» TASK:
Reproduce verbatim the lines from the one containing "Localize all elements." through the one containing "sdiff-series-argo [538,51,552,419]", including both of those lines.

» SUPPLIED INFORMATION:
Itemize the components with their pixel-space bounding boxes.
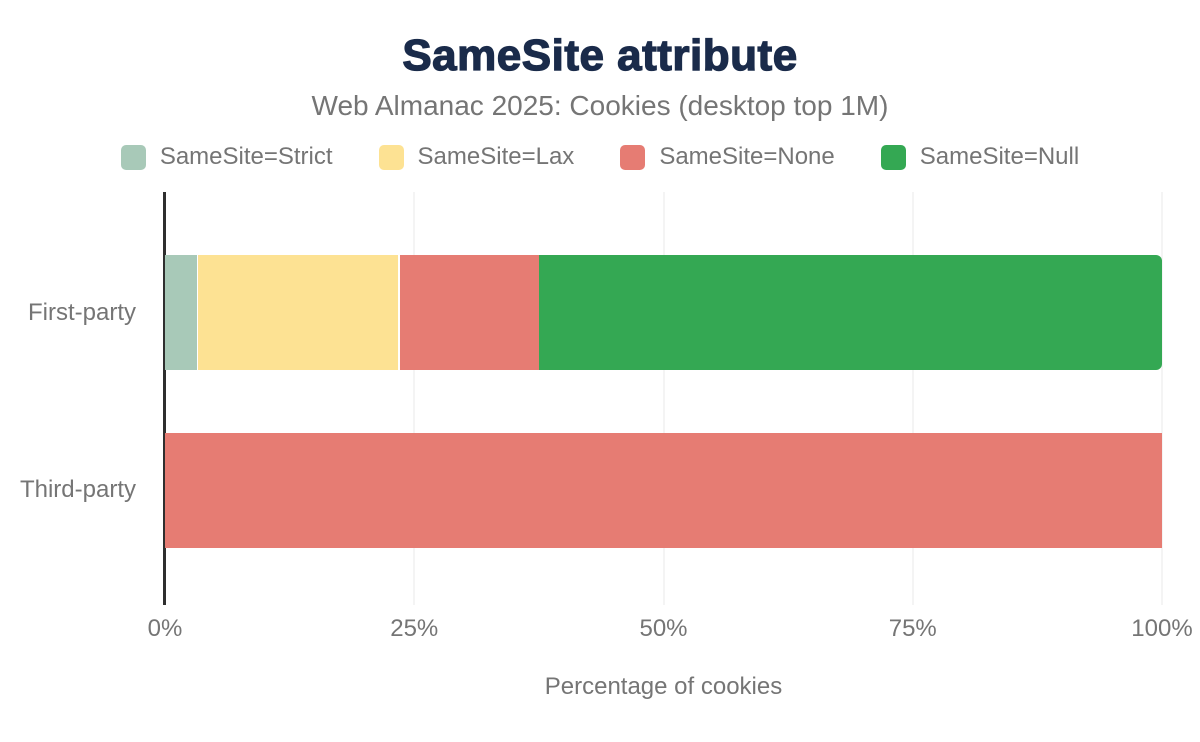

* * *

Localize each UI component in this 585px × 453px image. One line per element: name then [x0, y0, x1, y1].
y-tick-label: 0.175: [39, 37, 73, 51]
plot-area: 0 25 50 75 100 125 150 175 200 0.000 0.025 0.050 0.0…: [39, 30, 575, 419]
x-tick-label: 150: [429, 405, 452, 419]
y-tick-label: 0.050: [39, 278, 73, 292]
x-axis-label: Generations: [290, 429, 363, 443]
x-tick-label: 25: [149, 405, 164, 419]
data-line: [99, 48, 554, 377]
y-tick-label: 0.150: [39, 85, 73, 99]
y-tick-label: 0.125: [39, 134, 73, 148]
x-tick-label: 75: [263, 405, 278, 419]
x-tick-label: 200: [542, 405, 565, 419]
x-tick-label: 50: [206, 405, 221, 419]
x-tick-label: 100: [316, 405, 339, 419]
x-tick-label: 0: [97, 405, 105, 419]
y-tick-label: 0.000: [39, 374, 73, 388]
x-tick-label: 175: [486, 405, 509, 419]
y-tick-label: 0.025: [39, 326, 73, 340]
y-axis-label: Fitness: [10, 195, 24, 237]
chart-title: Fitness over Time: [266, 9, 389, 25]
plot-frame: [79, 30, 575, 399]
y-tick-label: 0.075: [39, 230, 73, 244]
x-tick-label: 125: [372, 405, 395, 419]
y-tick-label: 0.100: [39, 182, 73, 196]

--

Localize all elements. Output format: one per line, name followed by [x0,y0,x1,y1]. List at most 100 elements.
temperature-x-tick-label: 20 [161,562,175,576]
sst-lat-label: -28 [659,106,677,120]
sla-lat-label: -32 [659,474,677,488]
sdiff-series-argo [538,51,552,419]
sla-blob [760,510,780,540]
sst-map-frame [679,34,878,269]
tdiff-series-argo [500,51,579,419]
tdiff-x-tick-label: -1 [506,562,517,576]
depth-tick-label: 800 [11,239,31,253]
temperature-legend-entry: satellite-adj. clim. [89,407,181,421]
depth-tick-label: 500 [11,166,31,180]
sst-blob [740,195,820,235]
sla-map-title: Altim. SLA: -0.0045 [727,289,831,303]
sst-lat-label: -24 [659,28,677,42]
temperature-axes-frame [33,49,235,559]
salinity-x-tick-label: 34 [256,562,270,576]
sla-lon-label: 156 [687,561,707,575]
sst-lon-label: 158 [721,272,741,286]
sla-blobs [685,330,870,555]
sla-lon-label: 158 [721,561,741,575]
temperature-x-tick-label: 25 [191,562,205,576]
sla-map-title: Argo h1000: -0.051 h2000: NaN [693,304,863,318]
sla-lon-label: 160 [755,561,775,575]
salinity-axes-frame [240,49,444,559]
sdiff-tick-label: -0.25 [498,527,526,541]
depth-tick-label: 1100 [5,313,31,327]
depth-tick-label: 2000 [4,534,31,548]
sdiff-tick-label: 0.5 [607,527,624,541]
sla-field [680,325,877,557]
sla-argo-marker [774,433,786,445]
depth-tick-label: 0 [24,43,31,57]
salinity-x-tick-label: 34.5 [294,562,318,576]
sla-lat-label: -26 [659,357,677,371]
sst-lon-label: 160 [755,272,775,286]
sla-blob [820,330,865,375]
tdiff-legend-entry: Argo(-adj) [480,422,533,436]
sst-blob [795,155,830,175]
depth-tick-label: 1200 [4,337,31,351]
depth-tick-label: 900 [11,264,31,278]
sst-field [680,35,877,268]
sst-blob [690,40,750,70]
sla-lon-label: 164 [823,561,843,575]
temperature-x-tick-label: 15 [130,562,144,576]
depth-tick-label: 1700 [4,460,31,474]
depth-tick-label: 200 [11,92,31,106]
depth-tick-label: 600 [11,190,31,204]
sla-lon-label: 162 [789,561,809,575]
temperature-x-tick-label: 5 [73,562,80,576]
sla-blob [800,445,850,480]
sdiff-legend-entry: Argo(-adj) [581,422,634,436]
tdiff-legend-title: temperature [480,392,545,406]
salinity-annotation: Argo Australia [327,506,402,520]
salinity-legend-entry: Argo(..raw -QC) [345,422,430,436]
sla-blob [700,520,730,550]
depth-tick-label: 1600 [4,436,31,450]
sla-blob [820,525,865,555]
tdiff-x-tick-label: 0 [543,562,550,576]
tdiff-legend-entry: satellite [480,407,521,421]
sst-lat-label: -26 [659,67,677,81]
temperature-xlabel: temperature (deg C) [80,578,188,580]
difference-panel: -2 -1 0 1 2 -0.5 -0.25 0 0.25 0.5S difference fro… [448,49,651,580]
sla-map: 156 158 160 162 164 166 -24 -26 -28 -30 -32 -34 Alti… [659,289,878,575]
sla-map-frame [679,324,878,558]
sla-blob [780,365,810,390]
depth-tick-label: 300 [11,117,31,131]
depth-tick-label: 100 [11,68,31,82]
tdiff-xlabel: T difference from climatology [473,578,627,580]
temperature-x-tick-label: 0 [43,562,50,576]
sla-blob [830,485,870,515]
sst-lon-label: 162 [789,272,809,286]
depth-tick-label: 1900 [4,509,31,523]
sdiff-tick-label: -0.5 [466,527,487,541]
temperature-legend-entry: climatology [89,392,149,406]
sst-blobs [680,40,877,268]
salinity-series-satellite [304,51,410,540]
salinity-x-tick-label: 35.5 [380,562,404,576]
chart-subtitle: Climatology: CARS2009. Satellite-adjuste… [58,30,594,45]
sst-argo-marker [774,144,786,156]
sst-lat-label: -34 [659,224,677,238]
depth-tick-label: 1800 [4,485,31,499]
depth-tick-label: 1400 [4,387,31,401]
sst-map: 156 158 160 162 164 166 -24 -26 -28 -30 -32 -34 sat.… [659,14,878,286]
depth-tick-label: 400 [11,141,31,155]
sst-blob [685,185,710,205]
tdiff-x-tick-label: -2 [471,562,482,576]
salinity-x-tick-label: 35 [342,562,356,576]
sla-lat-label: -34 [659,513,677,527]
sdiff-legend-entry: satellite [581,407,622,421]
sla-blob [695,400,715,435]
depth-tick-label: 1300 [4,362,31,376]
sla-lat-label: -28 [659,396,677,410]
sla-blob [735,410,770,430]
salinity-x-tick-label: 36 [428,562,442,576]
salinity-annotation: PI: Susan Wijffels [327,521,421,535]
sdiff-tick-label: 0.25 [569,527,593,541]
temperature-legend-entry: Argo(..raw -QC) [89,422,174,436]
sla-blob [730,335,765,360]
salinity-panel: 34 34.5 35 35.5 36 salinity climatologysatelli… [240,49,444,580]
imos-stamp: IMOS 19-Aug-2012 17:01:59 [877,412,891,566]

» REPLY:
Localize all elements. Output format: one per line, name followed by [x0,y0,x1,y1]. List at most 100 elements.
temperature-x-tick-label: 20 [161,562,175,576]
sst-lat-label: -28 [659,106,677,120]
sla-lat-label: -32 [659,474,677,488]
sdiff-series-argo [538,51,552,419]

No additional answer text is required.